§ SELECTED TEXT:

Gloves:  Your hands are oily, even when dry and will leave fingerprints and smudges on your scratchboard.  Some people protect the area under their hands by laying a piece of paper or plastic under their hand.  I find this cumbersome so I like to use fingerless gloves instead.  I use a standard glove (like the white photographer's gloves) on my left hand to hold the board. On my right (drawing) hand I wear a fingerless glove so my palm doesn't rest on the board and mar it but my fingertips are free to grip the etching tool.  You can buy fancy ones or just cut the fingertips off an old glove (the black one above.) When my hands are hurting from too much use, I use a therapeutic glove, which helps a lot. You can also use thin medical gloves to protect your surface while you work.

§ EXCERPTED DATA:

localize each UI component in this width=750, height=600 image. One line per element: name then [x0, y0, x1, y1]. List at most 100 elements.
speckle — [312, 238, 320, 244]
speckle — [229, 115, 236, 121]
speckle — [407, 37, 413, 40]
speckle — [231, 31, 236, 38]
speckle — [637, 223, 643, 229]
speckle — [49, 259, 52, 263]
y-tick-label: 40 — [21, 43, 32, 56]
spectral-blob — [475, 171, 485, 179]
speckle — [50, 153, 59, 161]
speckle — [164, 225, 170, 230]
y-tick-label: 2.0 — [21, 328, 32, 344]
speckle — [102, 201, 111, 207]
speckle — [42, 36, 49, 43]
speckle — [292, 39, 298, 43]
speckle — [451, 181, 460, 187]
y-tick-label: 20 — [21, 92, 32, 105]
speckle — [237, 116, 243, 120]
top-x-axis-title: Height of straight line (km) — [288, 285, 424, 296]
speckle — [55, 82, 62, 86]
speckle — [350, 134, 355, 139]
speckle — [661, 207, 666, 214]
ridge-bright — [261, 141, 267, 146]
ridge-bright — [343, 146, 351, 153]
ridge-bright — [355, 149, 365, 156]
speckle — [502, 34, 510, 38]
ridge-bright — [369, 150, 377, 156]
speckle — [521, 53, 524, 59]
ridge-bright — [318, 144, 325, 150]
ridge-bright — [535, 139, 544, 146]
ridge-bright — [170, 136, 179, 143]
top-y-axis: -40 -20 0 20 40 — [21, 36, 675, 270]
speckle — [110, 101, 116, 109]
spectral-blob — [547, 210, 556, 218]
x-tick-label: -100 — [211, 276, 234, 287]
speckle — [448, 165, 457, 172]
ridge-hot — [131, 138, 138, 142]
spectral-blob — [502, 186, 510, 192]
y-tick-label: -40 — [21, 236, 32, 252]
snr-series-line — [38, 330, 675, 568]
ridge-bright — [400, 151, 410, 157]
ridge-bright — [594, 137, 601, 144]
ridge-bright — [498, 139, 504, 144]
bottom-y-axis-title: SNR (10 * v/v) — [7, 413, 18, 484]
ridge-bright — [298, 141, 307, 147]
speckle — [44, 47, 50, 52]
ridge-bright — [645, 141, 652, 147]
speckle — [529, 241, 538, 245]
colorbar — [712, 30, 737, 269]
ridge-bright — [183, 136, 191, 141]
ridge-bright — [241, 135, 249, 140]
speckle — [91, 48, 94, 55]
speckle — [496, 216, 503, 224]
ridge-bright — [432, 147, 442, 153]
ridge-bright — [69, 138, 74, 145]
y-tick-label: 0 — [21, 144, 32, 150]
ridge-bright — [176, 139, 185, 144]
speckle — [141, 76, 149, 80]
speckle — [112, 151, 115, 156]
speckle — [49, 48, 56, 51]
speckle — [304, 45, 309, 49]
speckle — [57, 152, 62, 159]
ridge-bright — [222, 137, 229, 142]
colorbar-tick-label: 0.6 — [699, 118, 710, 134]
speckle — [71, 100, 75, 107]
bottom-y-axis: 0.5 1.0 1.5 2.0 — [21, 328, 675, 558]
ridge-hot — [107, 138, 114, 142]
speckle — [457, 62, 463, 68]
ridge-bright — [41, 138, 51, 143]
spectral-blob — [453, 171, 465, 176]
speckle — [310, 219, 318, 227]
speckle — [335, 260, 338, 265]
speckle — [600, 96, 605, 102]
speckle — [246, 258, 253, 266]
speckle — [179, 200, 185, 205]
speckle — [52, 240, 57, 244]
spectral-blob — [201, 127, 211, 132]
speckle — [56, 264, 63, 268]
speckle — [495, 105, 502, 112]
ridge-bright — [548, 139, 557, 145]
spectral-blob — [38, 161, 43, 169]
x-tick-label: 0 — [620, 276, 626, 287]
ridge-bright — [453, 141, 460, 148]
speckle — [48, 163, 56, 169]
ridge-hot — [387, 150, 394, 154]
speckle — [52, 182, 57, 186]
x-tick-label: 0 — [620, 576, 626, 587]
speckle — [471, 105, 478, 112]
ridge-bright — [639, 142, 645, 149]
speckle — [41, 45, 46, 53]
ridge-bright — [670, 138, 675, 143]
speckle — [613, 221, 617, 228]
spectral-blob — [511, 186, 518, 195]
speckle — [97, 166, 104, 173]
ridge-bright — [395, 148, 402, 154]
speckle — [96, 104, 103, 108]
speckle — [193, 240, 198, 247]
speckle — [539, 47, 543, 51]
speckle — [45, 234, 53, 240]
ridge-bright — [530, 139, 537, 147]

§ PROMPT 1:
Answer from the text on gloves:
(a) What kind of glove does the writer wear on the left hand?
(b) What do some people lay under their hands to protect the area?
(c) What does the writer use when their hands are hurting from too much use?
§ PROMPT 2:
Rewrite the text on gloves from "Gloves:  Your hands" up to and including "while you work.", putting "scratching tool" in place of "etching tool".

§ FINAL ANSWER 1:
(a) A standard glove, like the white photographer's gloves, to hold the board.
(b) A piece of paper or plastic.
(c) A therapeutic glove.

§ FINAL ANSWER 2:
Gloves:  Your hands are oily, even when dry and will leave fingerprints and smudges on your scratchboard.  Some people protect the area under their hands by laying a piece of paper or plastic under their hand.  I find this cumbersome so I like to use fingerless gloves instead.  I use a standard glove (like the white photographer's gloves) on my left hand to hold the board. On my right (drawing) hand I wear a fingerless glove so my palm doesn't rest on the board and mar it but my fingertips are free to grip the scratching tool.  You can buy fancy ones or just cut the fingertips off an old glove (the black one above.) When my hands are hurting from too much use, I use a therapeutic glove, which helps a lot. You can also use thin medical gloves to protect your surface while you work.